Отсюда — повышенный интерес к истории и постепенная перестройка исторических жанров в литературные: последним симптоматическим явлением в этой области является возникновение жанра «художественной биографии» (biographic romancee) или «романов жизни великих людей». Современный читатель меньше интересуется жизнью Евгении Гранде или отца Горио, чем романами Наполеона, Генриха IV, Талейрана и даже Верцингеторнкса. Одни за другими готовятся жизнеописания самых разнородных по величию людей: Франц Лист, Филипп II, Диккенс, маркиз де Сад, Дидро, Алкивиад, Люлли, Карл V, Декарт, Сирано де Бержерак, Бисмарк, Шопен, Мольер, Колумб, Александр Дюма–сын и проч. Зачем читать заведомо выдуманную историю каких то не существовавших Растиньяка или мадам Бовари, когда можно с пользой прочесть «роман жизни», например, Моисея? Таков, выражаясь по–марксистски, нынешний «социальный заказ». Литература не может не считаться с ним, но, к счастью, гнет иногда ей на пользу. В тисках, она всегда находит способ делать не то, что от нее хотят, а то, что ей нужно.

§ **Раздел данных**
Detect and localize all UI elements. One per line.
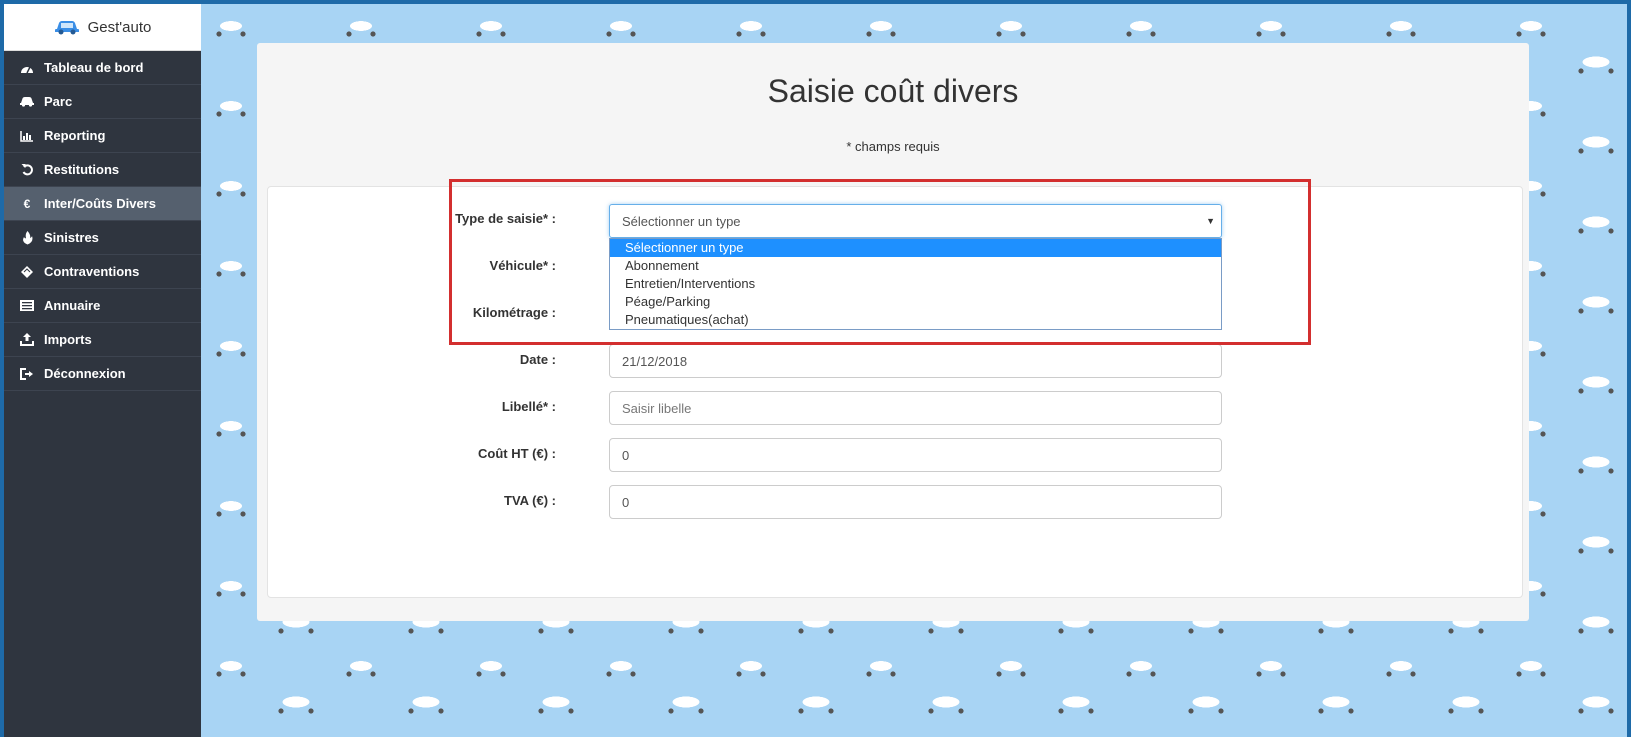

§ **Цель задания**
Переведите на английский язык предложение из фрагмента о жанре художественной биографии: «В тисках, она всегда находит способ делать не то, что от нее хотят, а то, что ей нужно.»

§ **Полный ответ**
Caught in a vise, it always finds a way to do not what is wanted of it, but what it needs.